* **What is required**
All the data below goes into the copy word for word, but the pictures don't.

* **Extracted data**
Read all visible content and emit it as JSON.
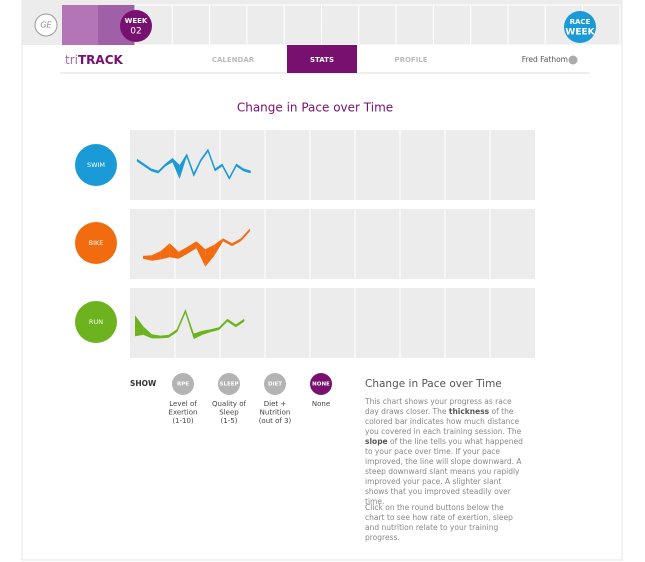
{
  "header": {
    "logo": "GE",
    "week_label": "WEEK",
    "week_number": "02",
    "race_label": "RACE",
    "race_label_2": "WEEK",
    "brand_light": "tri",
    "brand_bold": "TRACK",
    "tabs": [
      "CALENDAR",
      "STATS",
      "PROFILE"
    ],
    "active_tab": 1,
    "user": "Fred Fathom"
  },
  "chart_data": [
    {
      "type": "ribbon",
      "name": "SWIM",
      "color": "#1a9ad6",
      "ylim": [
        0,
        100
      ],
      "values": [
        57,
        50,
        43,
        40,
        50,
        57,
        40,
        64,
        36,
        57,
        71,
        43,
        50,
        31,
        50,
        43,
        40
      ],
      "thickness": [
        4,
        4,
        4,
        4,
        4,
        6,
        20,
        4,
        6,
        4,
        4,
        4,
        4,
        4,
        4,
        4,
        4
      ]
    },
    {
      "type": "ribbon",
      "name": "BIKE",
      "color": "#f26b0f",
      "ylim": [
        0,
        100
      ],
      "values": [
        31,
        30,
        34,
        41,
        34,
        41,
        49,
        30,
        41,
        56,
        49,
        56,
        70
      ],
      "thickness": [
        4,
        8,
        12,
        20,
        10,
        10,
        10,
        25,
        16,
        4,
        4,
        4,
        4
      ]
    },
    {
      "type": "ribbon",
      "name": "RUN",
      "color": "#6cb31f",
      "ylim": [
        0,
        100
      ],
      "values": [
        46,
        39,
        31,
        30,
        31,
        39,
        67,
        31,
        36,
        39,
        42,
        54,
        46,
        54
      ],
      "thickness": [
        30,
        12,
        6,
        4,
        4,
        4,
        4,
        8,
        6,
        4,
        4,
        4,
        4,
        4
      ]
    }
  ],
  "title": "Change in Pace over Time",
  "show": {
    "label": "SHOW",
    "buttons": [
      {
        "name": "RPE",
        "caption": [
          "Level of",
          "Exertion",
          "(1-10)"
        ]
      },
      {
        "name": "SLEEP",
        "caption": [
          "Quality of",
          "Sleep",
          "(1-5)"
        ]
      },
      {
        "name": "DIET",
        "caption": [
          "Diet +",
          "Nutrition",
          "(out of 3)"
        ]
      },
      {
        "name": "NONE",
        "caption": [
          "None"
        ],
        "active": true
      }
    ]
  },
  "info": {
    "heading": "Change in Pace over Time",
    "paragraph_1": [
      {
        "text": "This chart shows your progress as race day draws closer. The "
      },
      {
        "text": "thickness",
        "bold": true
      },
      {
        "text": " of the colored bar indicates how much distance you covered in each training session. The "
      },
      {
        "text": "slope",
        "bold": true
      },
      {
        "text": " of the line tells you what happened to your pace over time. If your pace improved, the line will slope downward. A steep downward slant means you rapidly improved your pace. A slighter slant shows that you improved steadily over time."
      }
    ],
    "paragraph_2": "Click on the round buttons below the chart to see how rate of exertion, sleep and nutrition relate to your training progress."
  }
}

* **Correct response**
Read all visible content and emit it as JSON.
{
  "header": {
    "logo": "GE",
    "week_label": "WEEK",
    "week_number": "02",
    "race_label": "RACE",
    "race_label_2": "WEEK",
    "brand_light": "tri",
    "brand_bold": "TRACK",
    "tabs": [
      "CALENDAR",
      "STATS",
      "PROFILE"
    ],
    "active_tab": 1,
    "user": "Fred Fathom"
  },
  "chart_data": [
    {
      "type": "ribbon",
      "name": "SWIM",
      "color": "#1a9ad6",
      "ylim": [
        0,
        100
      ],
      "values": [
        57,
        50,
        43,
        40,
        50,
        57,
        40,
        64,
        36,
        57,
        71,
        43,
        50,
        31,
        50,
        43,
        40
      ],
      "thickness": [
        4,
        4,
        4,
        4,
        4,
        6,
        20,
        4,
        6,
        4,
        4,
        4,
        4,
        4,
        4,
        4,
        4
      ]
    },
    {
      "type": "ribbon",
      "name": "BIKE",
      "color": "#f26b0f",
      "ylim": [
        0,
        100
      ],
      "values": [
        31,
        30,
        34,
        41,
        34,
        41,
        49,
        30,
        41,
        56,
        49,
        56,
        70
      ],
      "thickness": [
        4,
        8,
        12,
        20,
        10,
        10,
        10,
        25,
        16,
        4,
        4,
        4,
        4
      ]
    },
    {
      "type": "ribbon",
      "name": "RUN",
      "color": "#6cb31f",
      "ylim": [
        0,
        100
      ],
      "values": [
        46,
        39,
        31,
        30,
        31,
        39,
        67,
        31,
        36,
        39,
        42,
        54,
        46,
        54
      ],
      "thickness": [
        30,
        12,
        6,
        4,
        4,
        4,
        4,
        8,
        6,
        4,
        4,
        4,
        4,
        4
      ]
    }
  ],
  "title": "Change in Pace over Time",
  "show": {
    "label": "SHOW",
    "buttons": [
      {
        "name": "RPE",
        "caption": [
          "Level of",
          "Exertion",
          "(1-10)"
        ]
      },
      {
        "name": "SLEEP",
        "caption": [
          "Quality of",
          "Sleep",
          "(1-5)"
        ]
      },
      {
        "name": "DIET",
        "caption": [
          "Diet +",
          "Nutrition",
          "(out of 3)"
        ]
      },
      {
        "name": "NONE",
        "caption": [
          "None"
        ],
        "active": true
      }
    ]
  },
  "info": {
    "heading": "Change in Pace over Time",
    "paragraph_1": [
      {
        "text": "This chart shows your progress as race day draws closer. The "
      },
      {
        "text": "thickness",
        "bold": true
      },
      {
        "text": " of the colored bar indicates how much distance you covered in each training session. The "
      },
      {
        "text": "slope",
        "bold": true
      },
      {
        "text": " of the line tells you what happened to your pace over time. If your pace improved, the line will slope downward. A steep downward slant means you rapidly improved your pace. A slighter slant shows that you improved steadily over time."
      }
    ],
    "paragraph_2": "Click on the round buttons below the chart to see how rate of exertion, sleep and nutrition relate to your training progress."
  }
}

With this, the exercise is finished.